Given request => Repeat the listing exactly as given, omitting every image.

Materials provided =>

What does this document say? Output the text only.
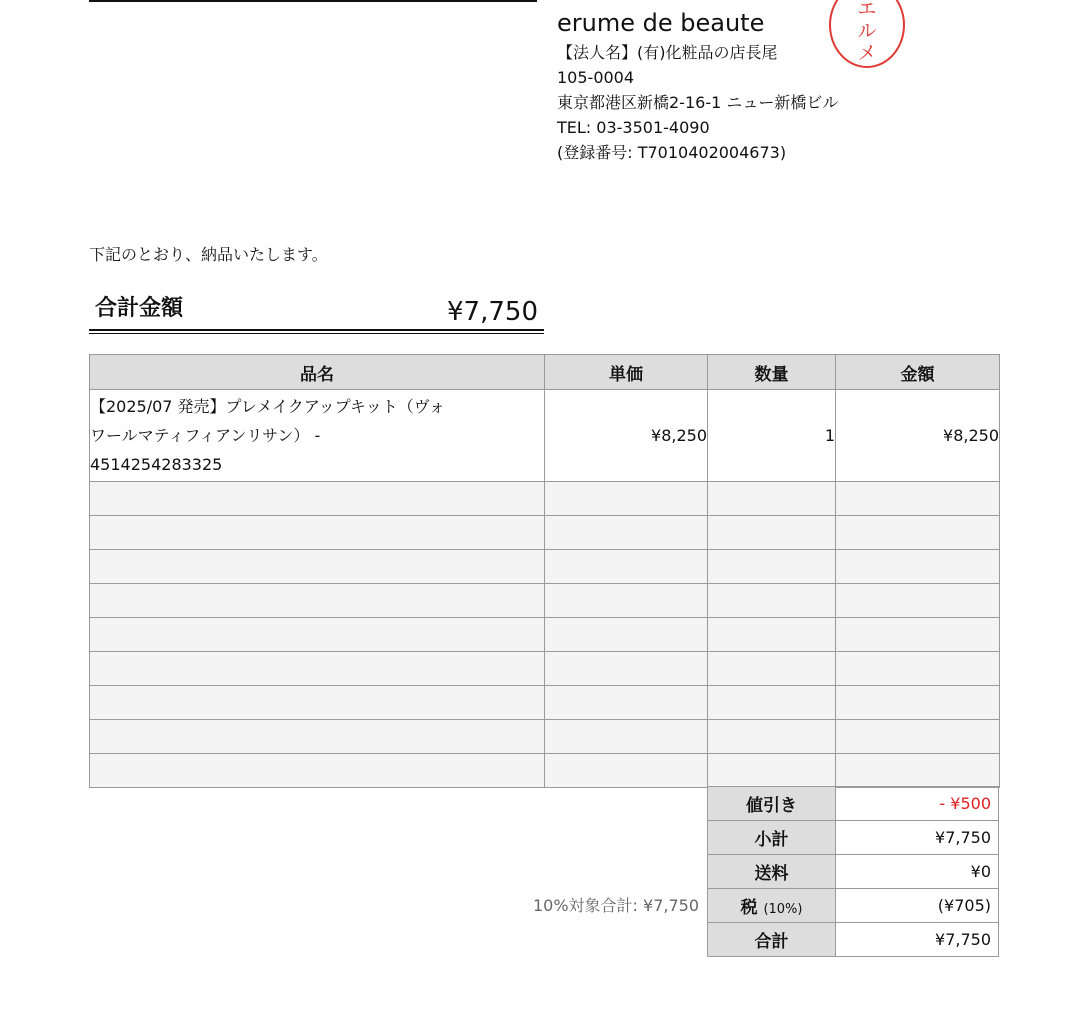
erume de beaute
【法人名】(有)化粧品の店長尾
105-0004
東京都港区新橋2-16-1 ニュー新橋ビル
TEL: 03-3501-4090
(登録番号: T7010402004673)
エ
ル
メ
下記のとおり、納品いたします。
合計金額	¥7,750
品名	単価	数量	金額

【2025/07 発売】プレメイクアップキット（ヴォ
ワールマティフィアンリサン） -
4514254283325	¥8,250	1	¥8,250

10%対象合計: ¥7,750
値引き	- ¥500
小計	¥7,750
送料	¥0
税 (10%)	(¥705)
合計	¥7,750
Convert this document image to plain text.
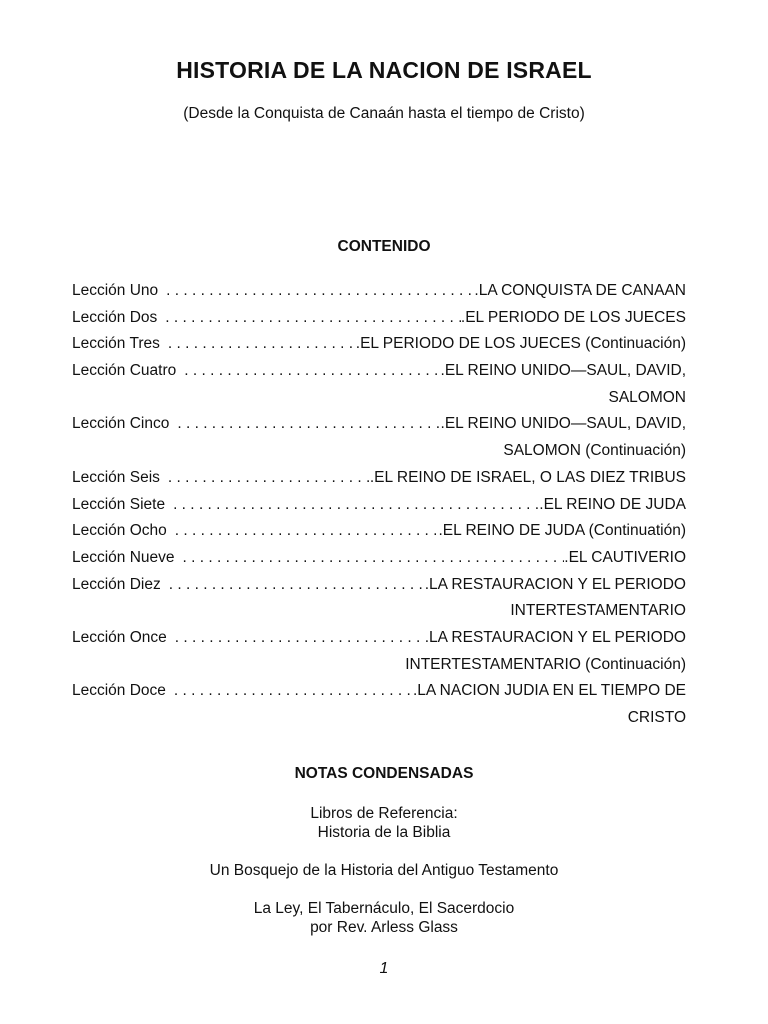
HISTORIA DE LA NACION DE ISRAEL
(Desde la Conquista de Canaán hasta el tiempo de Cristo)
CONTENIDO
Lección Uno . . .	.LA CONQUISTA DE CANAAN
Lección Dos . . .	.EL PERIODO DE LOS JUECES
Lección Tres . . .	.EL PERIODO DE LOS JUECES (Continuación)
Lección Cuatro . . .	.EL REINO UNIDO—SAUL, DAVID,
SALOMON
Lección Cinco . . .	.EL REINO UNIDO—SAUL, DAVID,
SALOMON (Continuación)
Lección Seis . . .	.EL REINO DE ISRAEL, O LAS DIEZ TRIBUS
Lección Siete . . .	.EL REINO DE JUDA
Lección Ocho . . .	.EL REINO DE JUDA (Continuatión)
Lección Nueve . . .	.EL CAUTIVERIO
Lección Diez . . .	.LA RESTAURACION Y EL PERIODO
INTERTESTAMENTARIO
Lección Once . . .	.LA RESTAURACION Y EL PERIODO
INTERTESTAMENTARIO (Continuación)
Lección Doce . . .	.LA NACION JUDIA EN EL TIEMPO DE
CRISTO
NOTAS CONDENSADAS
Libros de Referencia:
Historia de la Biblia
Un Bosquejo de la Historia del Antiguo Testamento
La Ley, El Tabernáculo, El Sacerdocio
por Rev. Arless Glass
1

Correct result =>
What does this document say? Output the text only.
erume de beaute
【法人名】(有)化粧品の店長尾
105-0004
東京都港区新橋2-16-1 ニュー新橋ビル
TEL: 03-3501-4090
(登録番号: T7010402004673)
エ
ル
メ
下記のとおり、納品いたします。
合計金額	¥7,750
品名	単価	数量	金額

【2025/07 発売】プレメイクアップキット（ヴォ
ワールマティフィアンリサン） -
4514254283325	¥8,250	1	¥8,250

10%対象合計: ¥7,750
値引き	- ¥500
小計	¥7,750
送料	¥0
税 (10%)	(¥705)
合計	¥7,750
Convert this document image to plain text.
HISTORIA DE LA NACION DE ISRAEL
(Desde la Conquista de Canaán hasta el tiempo de Cristo)
CONTENIDO
Lección Uno . . .	.LA CONQUISTA DE CANAAN
Lección Dos . . .	.EL PERIODO DE LOS JUECES
Lección Tres . . .	.EL PERIODO DE LOS JUECES (Continuación)
Lección Cuatro . . .	.EL REINO UNIDO—SAUL, DAVID,
SALOMON
Lección Cinco . . .	.EL REINO UNIDO—SAUL, DAVID,
SALOMON (Continuación)
Lección Seis . . .	.EL REINO DE ISRAEL, O LAS DIEZ TRIBUS
Lección Siete . . .	.EL REINO DE JUDA
Lección Ocho . . .	.EL REINO DE JUDA (Continuatión)
Lección Nueve . . .	.EL CAUTIVERIO
Lección Diez . . .	.LA RESTAURACION Y EL PERIODO
INTERTESTAMENTARIO
Lección Once . . .	.LA RESTAURACION Y EL PERIODO
INTERTESTAMENTARIO (Continuación)
Lección Doce . . .	.LA NACION JUDIA EN EL TIEMPO DE
CRISTO
NOTAS CONDENSADAS
Libros de Referencia:
Historia de la Biblia
Un Bosquejo de la Historia del Antiguo Testamento
La Ley, El Tabernáculo, El Sacerdocio
por Rev. Arless Glass
1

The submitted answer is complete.